:: Data extract

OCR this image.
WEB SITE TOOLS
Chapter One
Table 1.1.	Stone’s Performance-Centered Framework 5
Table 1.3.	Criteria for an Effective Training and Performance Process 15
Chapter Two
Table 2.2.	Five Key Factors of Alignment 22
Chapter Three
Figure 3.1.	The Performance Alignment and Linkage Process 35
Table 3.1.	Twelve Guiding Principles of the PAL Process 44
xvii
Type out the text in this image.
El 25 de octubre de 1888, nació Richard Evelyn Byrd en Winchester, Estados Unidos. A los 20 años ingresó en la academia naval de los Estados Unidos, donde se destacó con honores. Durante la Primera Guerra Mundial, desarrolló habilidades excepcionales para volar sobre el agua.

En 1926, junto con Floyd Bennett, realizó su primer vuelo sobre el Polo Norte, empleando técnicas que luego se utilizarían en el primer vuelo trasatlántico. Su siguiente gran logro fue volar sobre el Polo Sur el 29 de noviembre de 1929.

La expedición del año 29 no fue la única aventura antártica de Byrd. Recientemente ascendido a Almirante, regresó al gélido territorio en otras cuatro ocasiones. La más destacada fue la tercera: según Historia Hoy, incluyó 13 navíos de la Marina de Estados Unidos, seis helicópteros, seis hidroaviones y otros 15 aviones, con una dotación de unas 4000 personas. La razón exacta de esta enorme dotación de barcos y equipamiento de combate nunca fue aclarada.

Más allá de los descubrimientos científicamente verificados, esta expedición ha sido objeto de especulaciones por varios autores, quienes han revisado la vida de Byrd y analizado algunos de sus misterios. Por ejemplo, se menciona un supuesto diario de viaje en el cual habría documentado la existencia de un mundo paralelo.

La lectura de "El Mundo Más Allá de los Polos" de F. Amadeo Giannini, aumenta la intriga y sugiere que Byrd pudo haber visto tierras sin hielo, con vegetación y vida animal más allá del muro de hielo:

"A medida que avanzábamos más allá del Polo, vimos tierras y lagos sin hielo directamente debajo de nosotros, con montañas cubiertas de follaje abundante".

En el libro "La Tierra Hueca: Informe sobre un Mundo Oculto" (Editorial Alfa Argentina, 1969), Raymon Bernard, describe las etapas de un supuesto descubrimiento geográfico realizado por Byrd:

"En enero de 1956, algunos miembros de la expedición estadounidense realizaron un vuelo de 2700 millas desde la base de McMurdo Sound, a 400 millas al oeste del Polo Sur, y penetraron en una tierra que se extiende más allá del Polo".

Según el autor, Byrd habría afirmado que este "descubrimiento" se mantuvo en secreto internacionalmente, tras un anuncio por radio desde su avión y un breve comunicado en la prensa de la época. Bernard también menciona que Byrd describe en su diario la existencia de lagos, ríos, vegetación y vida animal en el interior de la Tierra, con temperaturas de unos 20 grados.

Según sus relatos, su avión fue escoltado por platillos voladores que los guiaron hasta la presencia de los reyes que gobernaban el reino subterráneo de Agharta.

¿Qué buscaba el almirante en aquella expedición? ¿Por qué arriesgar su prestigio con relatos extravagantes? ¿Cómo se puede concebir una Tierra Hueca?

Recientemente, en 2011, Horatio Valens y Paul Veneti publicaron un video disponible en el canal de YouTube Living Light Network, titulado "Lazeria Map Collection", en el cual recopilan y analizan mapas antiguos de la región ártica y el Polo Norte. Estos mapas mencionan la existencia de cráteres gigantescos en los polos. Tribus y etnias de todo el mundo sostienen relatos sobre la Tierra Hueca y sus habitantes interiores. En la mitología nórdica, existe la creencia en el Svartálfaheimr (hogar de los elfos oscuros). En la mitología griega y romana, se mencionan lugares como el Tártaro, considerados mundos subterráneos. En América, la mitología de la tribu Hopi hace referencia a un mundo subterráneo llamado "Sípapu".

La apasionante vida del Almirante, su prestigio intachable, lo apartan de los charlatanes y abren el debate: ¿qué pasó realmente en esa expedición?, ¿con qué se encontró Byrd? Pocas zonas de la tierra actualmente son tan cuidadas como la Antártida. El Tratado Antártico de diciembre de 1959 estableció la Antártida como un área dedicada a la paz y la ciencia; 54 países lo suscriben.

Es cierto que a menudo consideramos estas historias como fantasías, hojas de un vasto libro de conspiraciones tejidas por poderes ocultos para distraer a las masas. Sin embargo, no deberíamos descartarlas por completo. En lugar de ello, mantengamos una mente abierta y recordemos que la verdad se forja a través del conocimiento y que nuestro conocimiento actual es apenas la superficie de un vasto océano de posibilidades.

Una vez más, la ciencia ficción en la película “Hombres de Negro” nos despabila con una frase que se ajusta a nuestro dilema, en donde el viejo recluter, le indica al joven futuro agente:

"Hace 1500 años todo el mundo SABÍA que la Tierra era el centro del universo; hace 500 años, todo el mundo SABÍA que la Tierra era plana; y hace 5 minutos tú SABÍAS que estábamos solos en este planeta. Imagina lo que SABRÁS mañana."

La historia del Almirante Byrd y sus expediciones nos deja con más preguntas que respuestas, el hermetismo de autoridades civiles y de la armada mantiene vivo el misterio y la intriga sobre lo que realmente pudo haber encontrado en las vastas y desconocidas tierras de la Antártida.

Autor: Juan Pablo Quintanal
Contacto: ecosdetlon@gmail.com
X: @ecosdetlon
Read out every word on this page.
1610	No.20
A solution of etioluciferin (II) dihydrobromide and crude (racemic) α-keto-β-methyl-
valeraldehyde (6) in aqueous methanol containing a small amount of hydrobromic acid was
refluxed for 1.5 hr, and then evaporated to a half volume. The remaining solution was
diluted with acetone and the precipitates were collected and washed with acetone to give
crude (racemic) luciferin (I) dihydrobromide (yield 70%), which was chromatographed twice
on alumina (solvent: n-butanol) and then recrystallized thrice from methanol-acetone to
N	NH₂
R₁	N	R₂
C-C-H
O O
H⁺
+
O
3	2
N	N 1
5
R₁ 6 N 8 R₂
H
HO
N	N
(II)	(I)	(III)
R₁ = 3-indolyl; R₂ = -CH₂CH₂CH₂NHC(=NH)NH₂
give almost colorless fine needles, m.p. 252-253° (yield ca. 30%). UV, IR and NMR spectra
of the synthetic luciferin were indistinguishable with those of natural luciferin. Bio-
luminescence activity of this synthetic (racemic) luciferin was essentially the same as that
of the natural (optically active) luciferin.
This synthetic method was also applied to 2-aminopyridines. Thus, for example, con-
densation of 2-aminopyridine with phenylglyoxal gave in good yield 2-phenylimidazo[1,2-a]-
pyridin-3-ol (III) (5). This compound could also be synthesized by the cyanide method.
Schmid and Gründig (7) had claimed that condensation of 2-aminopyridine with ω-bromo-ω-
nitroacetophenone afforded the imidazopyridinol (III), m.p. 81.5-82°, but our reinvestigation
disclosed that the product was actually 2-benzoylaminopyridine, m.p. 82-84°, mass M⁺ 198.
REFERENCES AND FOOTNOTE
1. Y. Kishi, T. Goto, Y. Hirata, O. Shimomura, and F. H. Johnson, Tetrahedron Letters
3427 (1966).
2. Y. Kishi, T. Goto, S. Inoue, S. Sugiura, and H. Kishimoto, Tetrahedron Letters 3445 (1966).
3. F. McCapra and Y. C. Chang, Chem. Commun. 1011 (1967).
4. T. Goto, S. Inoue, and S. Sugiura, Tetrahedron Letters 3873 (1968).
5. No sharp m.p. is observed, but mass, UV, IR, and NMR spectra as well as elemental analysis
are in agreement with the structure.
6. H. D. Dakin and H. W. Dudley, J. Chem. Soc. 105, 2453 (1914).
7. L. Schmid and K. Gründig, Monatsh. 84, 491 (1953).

::::

Which lines include the word "vuelo"? Copy every one of them.

> _Solution for this problem_:
En 1926, junto con Floyd Bennett, realizó su primer vuelo sobre el Polo Norte, empleando técnicas que luego se utilizarían en el primer vuelo trasatlántico. Su siguiente gran logro fue volar sobre el Polo Sur el 29 de noviembre de 1929.
"En enero de 1956, algunos miembros de la expedición estadounidense realizaron un vuelo de 2700 millas desde la base de McMurdo Sound, a 400 millas al oeste del Polo Sur, y penetraron en una tierra que se extiende más allá del Polo".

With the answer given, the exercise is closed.